*RECORDS PROVIDED*.
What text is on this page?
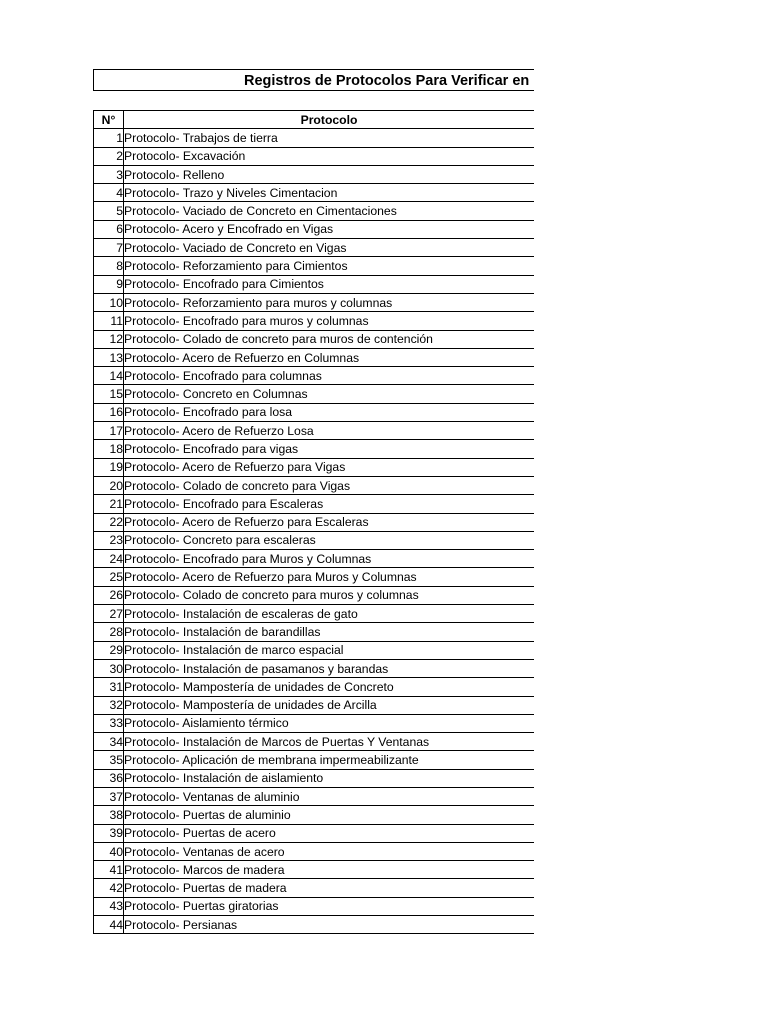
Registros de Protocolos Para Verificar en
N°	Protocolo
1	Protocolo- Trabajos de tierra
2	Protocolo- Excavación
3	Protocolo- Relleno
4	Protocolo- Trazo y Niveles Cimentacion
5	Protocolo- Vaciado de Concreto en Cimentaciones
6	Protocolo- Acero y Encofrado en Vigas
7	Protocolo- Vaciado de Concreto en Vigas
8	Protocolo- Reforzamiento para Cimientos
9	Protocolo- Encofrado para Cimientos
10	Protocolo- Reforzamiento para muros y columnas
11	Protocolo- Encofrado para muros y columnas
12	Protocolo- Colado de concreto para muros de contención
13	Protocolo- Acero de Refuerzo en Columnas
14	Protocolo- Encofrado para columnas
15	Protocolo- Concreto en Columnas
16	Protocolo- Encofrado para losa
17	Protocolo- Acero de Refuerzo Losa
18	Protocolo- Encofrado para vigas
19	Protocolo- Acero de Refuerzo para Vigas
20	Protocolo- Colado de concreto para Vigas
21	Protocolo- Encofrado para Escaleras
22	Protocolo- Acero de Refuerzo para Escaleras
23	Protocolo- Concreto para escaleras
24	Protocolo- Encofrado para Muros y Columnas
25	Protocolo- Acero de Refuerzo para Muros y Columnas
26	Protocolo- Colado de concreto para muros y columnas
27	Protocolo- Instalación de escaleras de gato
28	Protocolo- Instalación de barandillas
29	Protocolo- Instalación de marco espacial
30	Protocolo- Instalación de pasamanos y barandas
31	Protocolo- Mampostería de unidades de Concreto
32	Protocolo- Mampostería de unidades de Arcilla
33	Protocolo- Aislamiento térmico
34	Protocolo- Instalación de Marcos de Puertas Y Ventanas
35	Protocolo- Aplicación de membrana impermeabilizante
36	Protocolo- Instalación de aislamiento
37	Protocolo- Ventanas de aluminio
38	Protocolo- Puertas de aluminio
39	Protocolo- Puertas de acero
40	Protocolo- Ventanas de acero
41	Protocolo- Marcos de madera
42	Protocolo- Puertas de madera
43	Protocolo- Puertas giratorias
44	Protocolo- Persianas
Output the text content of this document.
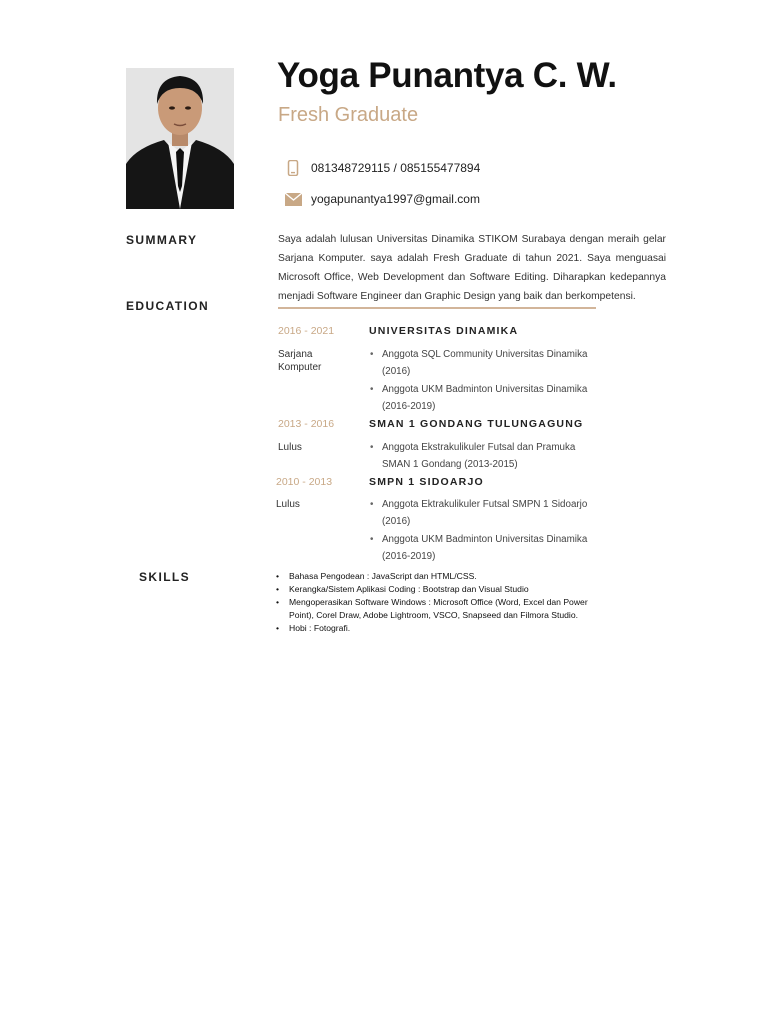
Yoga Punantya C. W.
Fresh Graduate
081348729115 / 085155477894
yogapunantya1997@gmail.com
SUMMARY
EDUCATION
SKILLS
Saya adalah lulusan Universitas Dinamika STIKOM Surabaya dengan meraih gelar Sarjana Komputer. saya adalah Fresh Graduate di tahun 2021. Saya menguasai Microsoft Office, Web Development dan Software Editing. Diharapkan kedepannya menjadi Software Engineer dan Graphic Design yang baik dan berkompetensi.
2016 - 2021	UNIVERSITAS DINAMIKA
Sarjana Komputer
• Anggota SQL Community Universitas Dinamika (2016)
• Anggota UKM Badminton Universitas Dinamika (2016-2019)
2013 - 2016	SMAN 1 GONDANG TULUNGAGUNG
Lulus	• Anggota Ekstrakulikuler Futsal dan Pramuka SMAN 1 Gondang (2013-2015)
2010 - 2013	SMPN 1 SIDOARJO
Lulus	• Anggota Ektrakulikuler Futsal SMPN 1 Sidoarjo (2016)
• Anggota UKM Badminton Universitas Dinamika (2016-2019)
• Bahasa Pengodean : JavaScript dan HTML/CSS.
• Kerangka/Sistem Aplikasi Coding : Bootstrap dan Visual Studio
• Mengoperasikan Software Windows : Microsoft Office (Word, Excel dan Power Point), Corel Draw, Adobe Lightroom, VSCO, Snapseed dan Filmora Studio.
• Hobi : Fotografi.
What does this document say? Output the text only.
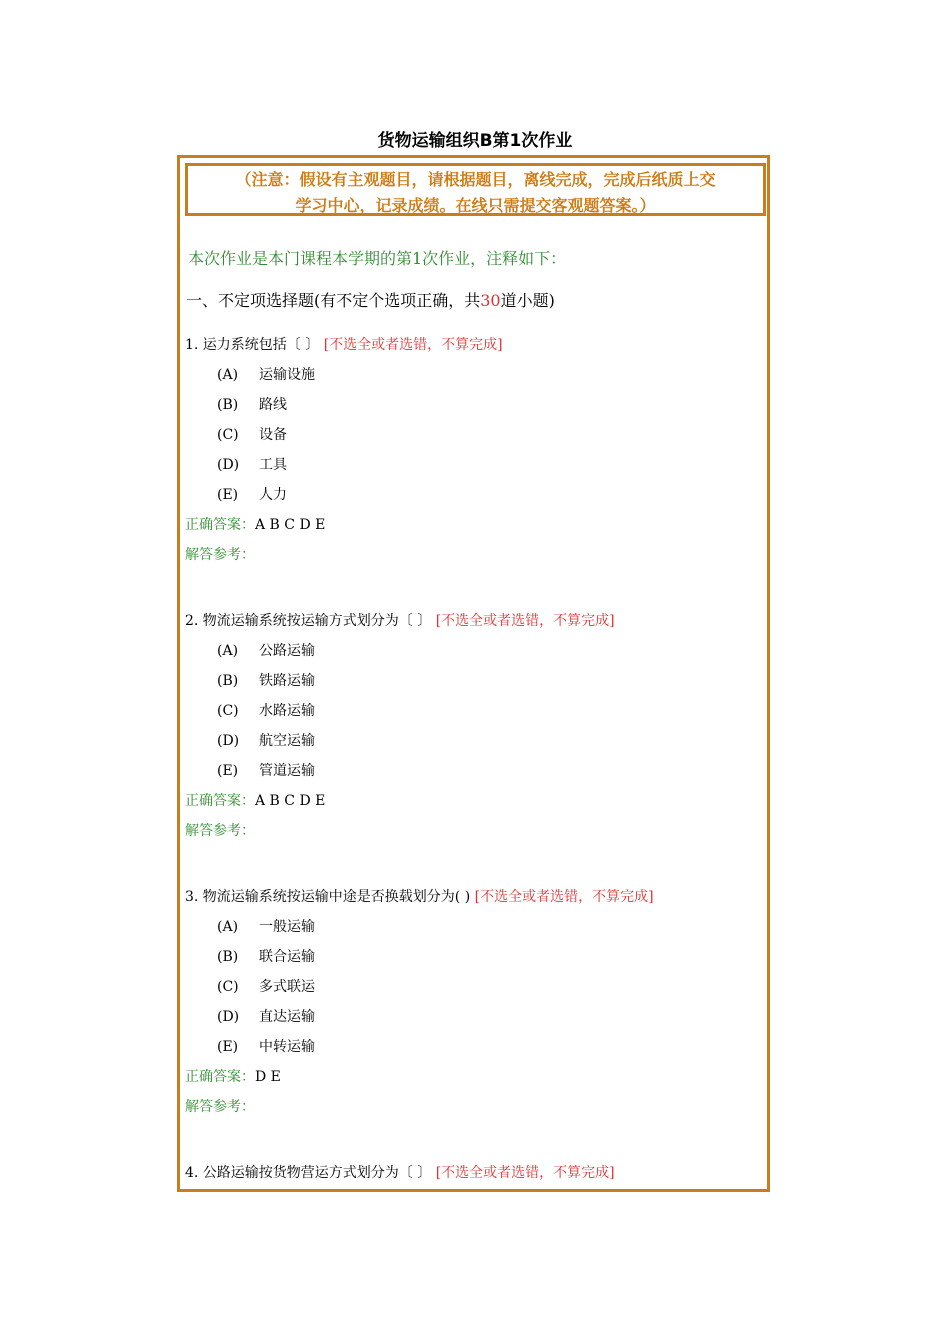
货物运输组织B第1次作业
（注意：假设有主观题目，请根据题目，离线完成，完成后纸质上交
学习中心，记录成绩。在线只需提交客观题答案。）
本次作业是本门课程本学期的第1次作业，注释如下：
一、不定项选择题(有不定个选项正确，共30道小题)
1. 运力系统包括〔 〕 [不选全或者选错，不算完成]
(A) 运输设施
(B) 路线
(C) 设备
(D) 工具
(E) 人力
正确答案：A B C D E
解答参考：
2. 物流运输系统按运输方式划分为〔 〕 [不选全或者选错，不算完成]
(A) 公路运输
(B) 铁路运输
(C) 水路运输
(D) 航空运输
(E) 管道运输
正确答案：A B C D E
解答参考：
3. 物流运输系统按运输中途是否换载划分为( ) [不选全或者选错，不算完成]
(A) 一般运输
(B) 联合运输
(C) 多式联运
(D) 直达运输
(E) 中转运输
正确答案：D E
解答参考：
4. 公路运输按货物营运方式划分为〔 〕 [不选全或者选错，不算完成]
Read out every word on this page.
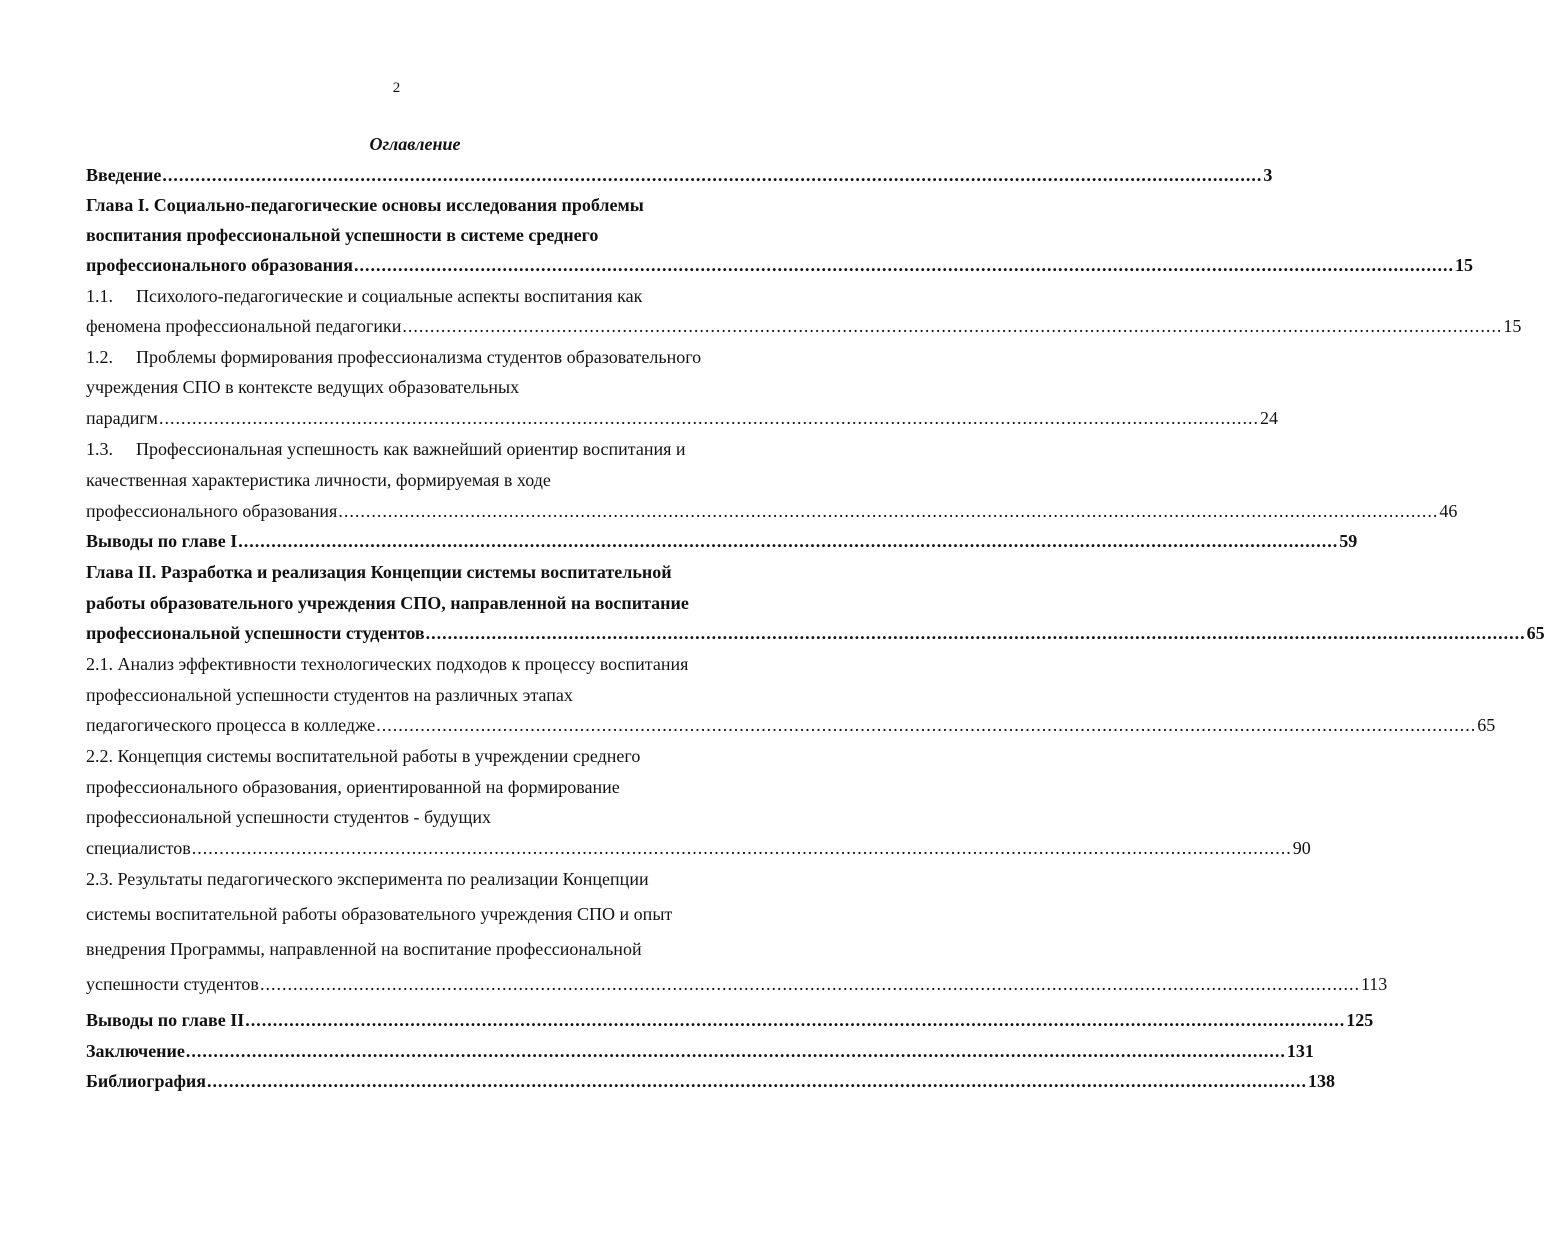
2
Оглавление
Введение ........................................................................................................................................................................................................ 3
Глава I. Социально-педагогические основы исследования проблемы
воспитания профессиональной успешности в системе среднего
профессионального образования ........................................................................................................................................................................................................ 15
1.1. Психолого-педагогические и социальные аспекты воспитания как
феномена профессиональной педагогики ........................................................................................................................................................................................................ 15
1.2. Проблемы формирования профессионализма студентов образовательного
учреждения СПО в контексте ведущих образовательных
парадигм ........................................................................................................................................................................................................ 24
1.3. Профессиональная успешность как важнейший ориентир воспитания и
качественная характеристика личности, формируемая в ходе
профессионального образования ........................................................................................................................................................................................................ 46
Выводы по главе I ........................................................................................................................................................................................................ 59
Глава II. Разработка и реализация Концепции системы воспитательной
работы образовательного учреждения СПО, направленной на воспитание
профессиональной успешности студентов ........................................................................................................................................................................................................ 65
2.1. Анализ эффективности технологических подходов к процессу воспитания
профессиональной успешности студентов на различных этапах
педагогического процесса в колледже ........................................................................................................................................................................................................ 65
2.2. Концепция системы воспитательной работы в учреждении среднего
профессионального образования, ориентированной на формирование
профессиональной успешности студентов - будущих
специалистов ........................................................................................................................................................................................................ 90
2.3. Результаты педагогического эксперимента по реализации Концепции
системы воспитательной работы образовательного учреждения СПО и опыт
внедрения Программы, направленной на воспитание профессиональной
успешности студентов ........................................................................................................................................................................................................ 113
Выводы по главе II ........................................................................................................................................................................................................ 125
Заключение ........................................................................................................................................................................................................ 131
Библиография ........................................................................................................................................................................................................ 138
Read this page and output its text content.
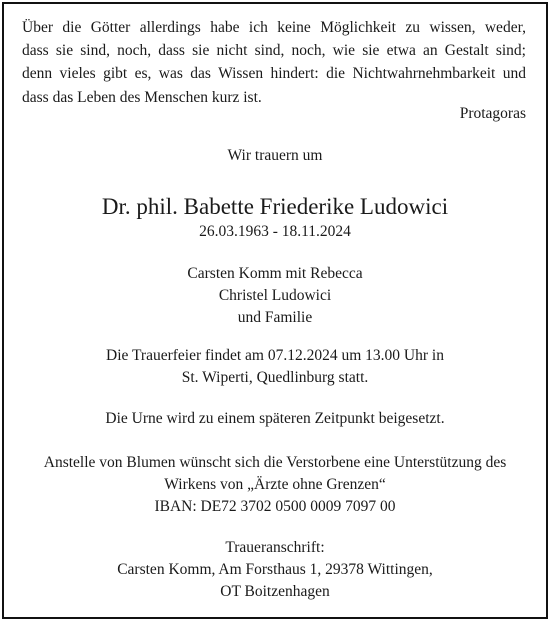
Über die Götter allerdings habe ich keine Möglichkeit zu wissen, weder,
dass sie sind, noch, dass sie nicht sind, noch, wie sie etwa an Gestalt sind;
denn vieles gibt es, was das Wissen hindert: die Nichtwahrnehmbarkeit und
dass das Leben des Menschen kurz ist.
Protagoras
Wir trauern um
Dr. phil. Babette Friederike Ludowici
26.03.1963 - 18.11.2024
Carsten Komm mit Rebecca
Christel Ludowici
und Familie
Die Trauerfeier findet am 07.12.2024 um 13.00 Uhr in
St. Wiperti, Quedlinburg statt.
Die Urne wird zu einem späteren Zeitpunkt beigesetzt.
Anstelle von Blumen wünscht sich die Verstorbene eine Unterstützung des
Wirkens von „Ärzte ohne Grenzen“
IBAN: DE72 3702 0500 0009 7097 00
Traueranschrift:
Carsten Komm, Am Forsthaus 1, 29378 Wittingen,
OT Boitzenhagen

*WHAT THE TASK REQUIRES*. The records above are to be reproduced exactly; the pictures are to be left out.

*SOLUTION TO THE PROBLEM*.
What text is on this page?
Registros de Protocolos Para Verificar en
N°	Protocolo
1	Protocolo- Trabajos de tierra
2	Protocolo- Excavación
3	Protocolo- Relleno
4	Protocolo- Trazo y Niveles Cimentacion
5	Protocolo- Vaciado de Concreto en Cimentaciones
6	Protocolo- Acero y Encofrado en Vigas
7	Protocolo- Vaciado de Concreto en Vigas
8	Protocolo- Reforzamiento para Cimientos
9	Protocolo- Encofrado para Cimientos
10	Protocolo- Reforzamiento para muros y columnas
11	Protocolo- Encofrado para muros y columnas
12	Protocolo- Colado de concreto para muros de contención
13	Protocolo- Acero de Refuerzo en Columnas
14	Protocolo- Encofrado para columnas
15	Protocolo- Concreto en Columnas
16	Protocolo- Encofrado para losa
17	Protocolo- Acero de Refuerzo Losa
18	Protocolo- Encofrado para vigas
19	Protocolo- Acero de Refuerzo para Vigas
20	Protocolo- Colado de concreto para Vigas
21	Protocolo- Encofrado para Escaleras
22	Protocolo- Acero de Refuerzo para Escaleras
23	Protocolo- Concreto para escaleras
24	Protocolo- Encofrado para Muros y Columnas
25	Protocolo- Acero de Refuerzo para Muros y Columnas
26	Protocolo- Colado de concreto para muros y columnas
27	Protocolo- Instalación de escaleras de gato
28	Protocolo- Instalación de barandillas
29	Protocolo- Instalación de marco espacial
30	Protocolo- Instalación de pasamanos y barandas
31	Protocolo- Mampostería de unidades de Concreto
32	Protocolo- Mampostería de unidades de Arcilla
33	Protocolo- Aislamiento térmico
34	Protocolo- Instalación de Marcos de Puertas Y Ventanas
35	Protocolo- Aplicación de membrana impermeabilizante
36	Protocolo- Instalación de aislamiento
37	Protocolo- Ventanas de aluminio
38	Protocolo- Puertas de aluminio
39	Protocolo- Puertas de acero
40	Protocolo- Ventanas de acero
41	Protocolo- Marcos de madera
42	Protocolo- Puertas de madera
43	Protocolo- Puertas giratorias
44	Protocolo- Persianas
Output the text content of this document.
Yoga Punantya C. W.
Fresh Graduate
081348729115 / 085155477894
yogapunantya1997@gmail.com
SUMMARY
EDUCATION
SKILLS
Saya adalah lulusan Universitas Dinamika STIKOM Surabaya dengan meraih gelar Sarjana Komputer. saya adalah Fresh Graduate di tahun 2021. Saya menguasai Microsoft Office, Web Development dan Software Editing. Diharapkan kedepannya menjadi Software Engineer dan Graphic Design yang baik dan berkompetensi.
2016 - 2021	UNIVERSITAS DINAMIKA
Sarjana Komputer
• Anggota SQL Community Universitas Dinamika (2016)
• Anggota UKM Badminton Universitas Dinamika (2016-2019)
2013 - 2016	SMAN 1 GONDANG TULUNGAGUNG
Lulus	• Anggota Ekstrakulikuler Futsal dan Pramuka SMAN 1 Gondang (2013-2015)
2010 - 2013	SMPN 1 SIDOARJO
Lulus	• Anggota Ektrakulikuler Futsal SMPN 1 Sidoarjo (2016)
• Anggota UKM Badminton Universitas Dinamika (2016-2019)
• Bahasa Pengodean : JavaScript dan HTML/CSS.
• Kerangka/Sistem Aplikasi Coding : Bootstrap dan Visual Studio
• Mengoperasikan Software Windows : Microsoft Office (Word, Excel dan Power Point), Corel Draw, Adobe Lightroom, VSCO, Snapseed dan Filmora Studio.
• Hobi : Fotografi.
What does this document say? Output the text only.
货物运输组织B第1次作业
（注意：假设有主观题目，请根据题目，离线完成，完成后纸质上交
学习中心，记录成绩。在线只需提交客观题答案。）
本次作业是本门课程本学期的第1次作业，注释如下：
一、不定项选择题(有不定个选项正确，共30道小题)
1. 运力系统包括〔 〕 [不选全或者选错，不算完成]
(A) 运输设施
(B) 路线
(C) 设备
(D) 工具
(E) 人力
正确答案：A B C D E
解答参考：
2. 物流运输系统按运输方式划分为〔 〕 [不选全或者选错，不算完成]
(A) 公路运输
(B) 铁路运输
(C) 水路运输
(D) 航空运输
(E) 管道运输
正确答案：A B C D E
解答参考：
3. 物流运输系统按运输中途是否换载划分为( ) [不选全或者选错，不算完成]
(A) 一般运输
(B) 联合运输
(C) 多式联运
(D) 直达运输
(E) 中转运输
正确答案：D E
解答参考：
4. 公路运输按货物营运方式划分为〔 〕 [不选全或者选错，不算完成]
Read out every word on this page.
2
Оглавление
Введение ........................................................................................................................................................................................................ 3
Глава I. Социально-педагогические основы исследования проблемы
воспитания профессиональной успешности в системе среднего
профессионального образования ........................................................................................................................................................................................................ 15
1.1. Психолого-педагогические и социальные аспекты воспитания как
феномена профессиональной педагогики ........................................................................................................................................................................................................ 15
1.2. Проблемы формирования профессионализма студентов образовательного
учреждения СПО в контексте ведущих образовательных
парадигм ........................................................................................................................................................................................................ 24
1.3. Профессиональная успешность как важнейший ориентир воспитания и
качественная характеристика личности, формируемая в ходе
профессионального образования ........................................................................................................................................................................................................ 46
Выводы по главе I ........................................................................................................................................................................................................ 59
Глава II. Разработка и реализация Концепции системы воспитательной
работы образовательного учреждения СПО, направленной на воспитание
профессиональной успешности студентов ........................................................................................................................................................................................................ 65
2.1. Анализ эффективности технологических подходов к процессу воспитания
профессиональной успешности студентов на различных этапах
педагогического процесса в колледже ........................................................................................................................................................................................................ 65
2.2. Концепция системы воспитательной работы в учреждении среднего
профессионального образования, ориентированной на формирование
профессиональной успешности студентов - будущих
специалистов ........................................................................................................................................................................................................ 90
2.3. Результаты педагогического эксперимента по реализации Концепции
системы воспитательной работы образовательного учреждения СПО и опыт
внедрения Программы, направленной на воспитание профессиональной
успешности студентов ........................................................................................................................................................................................................ 113
Выводы по главе II ........................................................................................................................................................................................................ 125
Заключение ........................................................................................................................................................................................................ 131
Библиография ........................................................................................................................................................................................................ 138
Read this page and output its text content.
Über die Götter allerdings habe ich keine Möglichkeit zu wissen, weder,
dass sie sind, noch, dass sie nicht sind, noch, wie sie etwa an Gestalt sind;
denn vieles gibt es, was das Wissen hindert: die Nichtwahrnehmbarkeit und
dass das Leben des Menschen kurz ist.
Protagoras
Wir trauern um
Dr. phil. Babette Friederike Ludowici
26.03.1963 - 18.11.2024
Carsten Komm mit Rebecca
Christel Ludowici
und Familie
Die Trauerfeier findet am 07.12.2024 um 13.00 Uhr in
St. Wiperti, Quedlinburg statt.
Die Urne wird zu einem späteren Zeitpunkt beigesetzt.
Anstelle von Blumen wünscht sich die Verstorbene eine Unterstützung des
Wirkens von „Ärzte ohne Grenzen“
IBAN: DE72 3702 0500 0009 7097 00
Traueranschrift:
Carsten Komm, Am Forsthaus 1, 29378 Wittingen,
OT Boitzenhagen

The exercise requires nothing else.